• **SET PROBLEM**:
Please rewrite the data as a numbered list, from the first line through the line containing "53, 1906, 63]", and leave out any blank lines.

• **RECORD SET**:
____

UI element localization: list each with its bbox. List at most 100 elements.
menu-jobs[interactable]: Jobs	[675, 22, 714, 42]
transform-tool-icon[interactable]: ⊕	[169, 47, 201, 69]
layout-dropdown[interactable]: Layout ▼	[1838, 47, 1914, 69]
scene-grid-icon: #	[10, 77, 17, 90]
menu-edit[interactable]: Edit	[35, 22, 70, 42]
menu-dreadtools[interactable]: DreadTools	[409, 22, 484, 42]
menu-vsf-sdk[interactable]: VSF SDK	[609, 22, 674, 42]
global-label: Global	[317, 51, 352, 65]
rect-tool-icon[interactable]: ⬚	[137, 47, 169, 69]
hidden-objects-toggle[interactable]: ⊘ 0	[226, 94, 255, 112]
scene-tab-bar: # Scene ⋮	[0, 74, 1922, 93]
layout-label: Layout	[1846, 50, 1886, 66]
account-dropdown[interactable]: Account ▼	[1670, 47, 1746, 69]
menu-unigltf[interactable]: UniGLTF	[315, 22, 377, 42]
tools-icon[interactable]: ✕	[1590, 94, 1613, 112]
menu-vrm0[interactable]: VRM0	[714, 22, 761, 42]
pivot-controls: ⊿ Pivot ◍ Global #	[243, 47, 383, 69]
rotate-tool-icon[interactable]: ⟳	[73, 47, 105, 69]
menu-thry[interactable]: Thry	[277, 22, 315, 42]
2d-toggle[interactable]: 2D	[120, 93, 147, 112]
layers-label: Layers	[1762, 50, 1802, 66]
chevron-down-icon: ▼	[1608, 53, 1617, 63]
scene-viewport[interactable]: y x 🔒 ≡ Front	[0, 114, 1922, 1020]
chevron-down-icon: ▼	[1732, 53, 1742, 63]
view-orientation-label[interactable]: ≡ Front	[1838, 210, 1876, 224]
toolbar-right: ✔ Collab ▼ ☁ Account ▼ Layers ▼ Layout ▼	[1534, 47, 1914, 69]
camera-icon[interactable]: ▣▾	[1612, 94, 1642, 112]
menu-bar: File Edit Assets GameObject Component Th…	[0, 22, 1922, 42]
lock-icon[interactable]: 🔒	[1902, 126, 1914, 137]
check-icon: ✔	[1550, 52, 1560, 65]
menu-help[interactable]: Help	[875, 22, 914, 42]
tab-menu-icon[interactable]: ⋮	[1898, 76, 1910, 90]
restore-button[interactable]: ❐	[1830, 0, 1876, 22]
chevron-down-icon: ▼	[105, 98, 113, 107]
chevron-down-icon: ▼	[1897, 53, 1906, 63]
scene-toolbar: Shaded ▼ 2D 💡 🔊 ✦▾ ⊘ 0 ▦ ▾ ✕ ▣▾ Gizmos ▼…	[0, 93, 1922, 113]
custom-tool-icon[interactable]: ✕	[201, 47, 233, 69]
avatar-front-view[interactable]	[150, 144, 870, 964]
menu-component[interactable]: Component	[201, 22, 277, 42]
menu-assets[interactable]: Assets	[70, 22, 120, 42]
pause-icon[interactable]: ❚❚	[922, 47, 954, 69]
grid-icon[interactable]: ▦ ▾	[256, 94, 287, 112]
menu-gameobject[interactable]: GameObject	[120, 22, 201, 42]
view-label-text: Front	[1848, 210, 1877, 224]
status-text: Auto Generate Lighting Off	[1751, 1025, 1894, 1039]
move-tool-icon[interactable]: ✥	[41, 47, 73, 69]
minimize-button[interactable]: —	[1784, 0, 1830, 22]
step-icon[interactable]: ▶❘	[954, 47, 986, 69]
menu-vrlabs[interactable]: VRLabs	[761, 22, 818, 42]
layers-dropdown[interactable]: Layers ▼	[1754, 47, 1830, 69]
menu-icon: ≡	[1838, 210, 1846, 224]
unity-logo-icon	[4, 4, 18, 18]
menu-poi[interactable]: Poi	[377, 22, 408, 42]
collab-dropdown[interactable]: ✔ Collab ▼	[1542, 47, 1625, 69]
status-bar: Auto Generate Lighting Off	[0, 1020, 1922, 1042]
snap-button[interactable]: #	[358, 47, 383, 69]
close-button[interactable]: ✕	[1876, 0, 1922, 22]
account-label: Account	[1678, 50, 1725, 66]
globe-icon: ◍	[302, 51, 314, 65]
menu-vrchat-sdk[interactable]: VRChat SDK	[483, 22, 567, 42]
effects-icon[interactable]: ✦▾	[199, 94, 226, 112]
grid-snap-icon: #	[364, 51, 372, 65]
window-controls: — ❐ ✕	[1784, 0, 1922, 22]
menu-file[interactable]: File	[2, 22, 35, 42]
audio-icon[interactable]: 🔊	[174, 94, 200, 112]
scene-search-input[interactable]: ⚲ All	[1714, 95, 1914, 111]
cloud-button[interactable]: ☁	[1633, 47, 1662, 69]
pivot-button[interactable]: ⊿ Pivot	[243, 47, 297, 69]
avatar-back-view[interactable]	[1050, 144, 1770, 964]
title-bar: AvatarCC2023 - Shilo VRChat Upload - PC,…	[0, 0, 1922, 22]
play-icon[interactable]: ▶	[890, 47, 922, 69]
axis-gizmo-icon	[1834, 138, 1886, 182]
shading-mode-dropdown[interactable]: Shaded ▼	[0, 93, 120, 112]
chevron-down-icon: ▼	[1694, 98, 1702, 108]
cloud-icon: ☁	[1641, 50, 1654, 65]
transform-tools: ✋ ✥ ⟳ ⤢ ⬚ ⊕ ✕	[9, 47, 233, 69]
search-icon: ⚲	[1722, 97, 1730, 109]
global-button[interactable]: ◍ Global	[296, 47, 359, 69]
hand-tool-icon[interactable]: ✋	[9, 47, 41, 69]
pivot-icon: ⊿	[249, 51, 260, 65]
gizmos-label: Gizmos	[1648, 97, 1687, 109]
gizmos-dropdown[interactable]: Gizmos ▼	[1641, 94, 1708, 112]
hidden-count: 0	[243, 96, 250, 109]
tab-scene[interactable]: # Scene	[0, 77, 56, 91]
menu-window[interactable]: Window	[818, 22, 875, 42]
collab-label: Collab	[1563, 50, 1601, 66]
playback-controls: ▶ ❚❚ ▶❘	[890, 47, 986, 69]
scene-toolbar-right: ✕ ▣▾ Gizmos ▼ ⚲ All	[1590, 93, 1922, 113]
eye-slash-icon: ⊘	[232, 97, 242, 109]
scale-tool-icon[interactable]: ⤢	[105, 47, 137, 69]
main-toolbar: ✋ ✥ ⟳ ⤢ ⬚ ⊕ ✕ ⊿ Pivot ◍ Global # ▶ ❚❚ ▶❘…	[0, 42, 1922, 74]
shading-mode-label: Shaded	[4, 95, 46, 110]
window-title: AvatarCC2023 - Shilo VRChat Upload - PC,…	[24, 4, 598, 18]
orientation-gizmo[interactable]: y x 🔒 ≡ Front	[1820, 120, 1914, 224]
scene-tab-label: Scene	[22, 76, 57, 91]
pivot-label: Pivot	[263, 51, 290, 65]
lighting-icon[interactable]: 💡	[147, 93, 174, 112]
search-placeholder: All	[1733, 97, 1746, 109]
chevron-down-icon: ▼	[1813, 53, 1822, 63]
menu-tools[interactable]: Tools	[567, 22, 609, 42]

____

• **SOLVED EXERCISE**:
1. UI element localization: list each with its bbox. List at most 100 elements.
2. menu-jobs[interactable]: Jobs	[675, 22, 714, 42]
3. transform-tool-icon[interactable]: ⊕	[169, 47, 201, 69]
4. layout-dropdown[interactable]: Layout ▼	[1838, 47, 1914, 69]
5. scene-grid-icon: #	[10, 77, 17, 90]
6. menu-edit[interactable]: Edit	[35, 22, 70, 42]
7. menu-dreadtools[interactable]: DreadTools	[409, 22, 484, 42]
8. menu-vsf-sdk[interactable]: VSF SDK	[609, 22, 674, 42]
9. global-label: Global	[317, 51, 352, 65]
10. rect-tool-icon[interactable]: ⬚	[137, 47, 169, 69]
11. hidden-objects-toggle[interactable]: ⊘ 0	[226, 94, 255, 112]
12. scene-tab-bar: # Scene ⋮	[0, 74, 1922, 93]
13. layout-label: Layout	[1846, 50, 1886, 66]
14. account-dropdown[interactable]: Account ▼	[1670, 47, 1746, 69]
15. menu-unigltf[interactable]: UniGLTF	[315, 22, 377, 42]
16. tools-icon[interactable]: ✕	[1590, 94, 1613, 112]
17. menu-vrm0[interactable]: VRM0	[714, 22, 761, 42]
18. pivot-controls: ⊿ Pivot ◍ Global #	[243, 47, 383, 69]
19. rotate-tool-icon[interactable]: ⟳	[73, 47, 105, 69]
20. menu-thry[interactable]: Thry	[277, 22, 315, 42]
21. 2d-toggle[interactable]: 2D	[120, 93, 147, 112]
22. layers-label: Layers	[1762, 50, 1802, 66]
23. chevron-down-icon: ▼	[1608, 53, 1617, 63]
24. scene-viewport[interactable]: y x 🔒 ≡ Front	[0, 114, 1922, 1020]
25. chevron-down-icon: ▼	[1732, 53, 1742, 63]
26. view-orientation-label[interactable]: ≡ Front	[1838, 210, 1876, 224]
27. toolbar-right: ✔ Collab ▼ ☁ Account ▼ Layers ▼ Layout ▼	[1534, 47, 1914, 69]
28. camera-icon[interactable]: ▣▾	[1612, 94, 1642, 112]
29. menu-bar: File Edit Assets GameObject Component Th…	[0, 22, 1922, 42]
30. lock-icon[interactable]: 🔒	[1902, 126, 1914, 137]
31. check-icon: ✔	[1550, 52, 1560, 65]
32. menu-help[interactable]: Help	[875, 22, 914, 42]
33. tab-menu-icon[interactable]: ⋮	[1898, 76, 1910, 90]
34. restore-button[interactable]: ❐	[1830, 0, 1876, 22]
35. chevron-down-icon: ▼	[105, 98, 113, 107]
36. chevron-down-icon: ▼	[1897, 53, 1906, 63]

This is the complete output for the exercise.